TASK MATERIAL:

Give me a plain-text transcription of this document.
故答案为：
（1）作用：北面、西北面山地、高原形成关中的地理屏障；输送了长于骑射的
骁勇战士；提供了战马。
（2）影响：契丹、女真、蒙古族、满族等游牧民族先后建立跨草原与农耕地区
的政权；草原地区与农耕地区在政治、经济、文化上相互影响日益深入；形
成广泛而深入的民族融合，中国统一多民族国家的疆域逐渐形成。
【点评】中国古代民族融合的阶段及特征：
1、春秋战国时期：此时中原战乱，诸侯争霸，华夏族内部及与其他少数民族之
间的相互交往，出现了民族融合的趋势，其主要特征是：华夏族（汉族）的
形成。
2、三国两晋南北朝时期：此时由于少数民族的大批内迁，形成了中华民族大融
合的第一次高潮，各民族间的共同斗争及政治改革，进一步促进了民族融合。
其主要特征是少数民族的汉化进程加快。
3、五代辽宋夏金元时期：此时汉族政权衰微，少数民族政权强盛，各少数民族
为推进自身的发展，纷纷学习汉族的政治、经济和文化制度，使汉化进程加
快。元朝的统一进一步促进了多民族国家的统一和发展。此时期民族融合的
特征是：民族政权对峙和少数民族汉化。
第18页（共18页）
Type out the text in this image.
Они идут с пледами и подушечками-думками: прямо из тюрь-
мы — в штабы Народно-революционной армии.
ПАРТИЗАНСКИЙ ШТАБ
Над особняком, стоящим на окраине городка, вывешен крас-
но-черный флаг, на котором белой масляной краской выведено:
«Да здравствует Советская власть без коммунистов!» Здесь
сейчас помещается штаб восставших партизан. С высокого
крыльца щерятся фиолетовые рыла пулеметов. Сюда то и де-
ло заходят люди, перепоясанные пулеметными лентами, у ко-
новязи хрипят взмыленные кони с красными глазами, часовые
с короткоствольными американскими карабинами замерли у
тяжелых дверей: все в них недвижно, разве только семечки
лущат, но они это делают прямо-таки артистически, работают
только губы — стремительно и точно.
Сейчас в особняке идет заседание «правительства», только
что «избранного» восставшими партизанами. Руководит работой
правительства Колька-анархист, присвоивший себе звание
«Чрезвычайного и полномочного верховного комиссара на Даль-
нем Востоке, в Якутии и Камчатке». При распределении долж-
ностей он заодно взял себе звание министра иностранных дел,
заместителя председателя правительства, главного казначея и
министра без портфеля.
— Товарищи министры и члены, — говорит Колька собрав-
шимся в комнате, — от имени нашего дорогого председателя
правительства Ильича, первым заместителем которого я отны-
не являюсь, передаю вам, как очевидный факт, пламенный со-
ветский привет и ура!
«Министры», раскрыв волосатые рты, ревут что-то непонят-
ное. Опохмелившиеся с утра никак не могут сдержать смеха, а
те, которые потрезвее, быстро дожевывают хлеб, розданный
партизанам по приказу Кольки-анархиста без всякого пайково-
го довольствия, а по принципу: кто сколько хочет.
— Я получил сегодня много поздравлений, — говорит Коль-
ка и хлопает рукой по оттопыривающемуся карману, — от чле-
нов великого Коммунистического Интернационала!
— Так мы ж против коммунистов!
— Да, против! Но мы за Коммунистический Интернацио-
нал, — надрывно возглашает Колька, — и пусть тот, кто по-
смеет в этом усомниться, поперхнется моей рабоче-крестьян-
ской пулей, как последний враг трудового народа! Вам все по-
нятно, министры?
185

TASK BRIEF: Collect each line above holding the string "звание".

TASK SOLUTION:
правительства Колька-анархист, присвоивший себе звание
ностей он заодно взял себе звание министра иностранных дел,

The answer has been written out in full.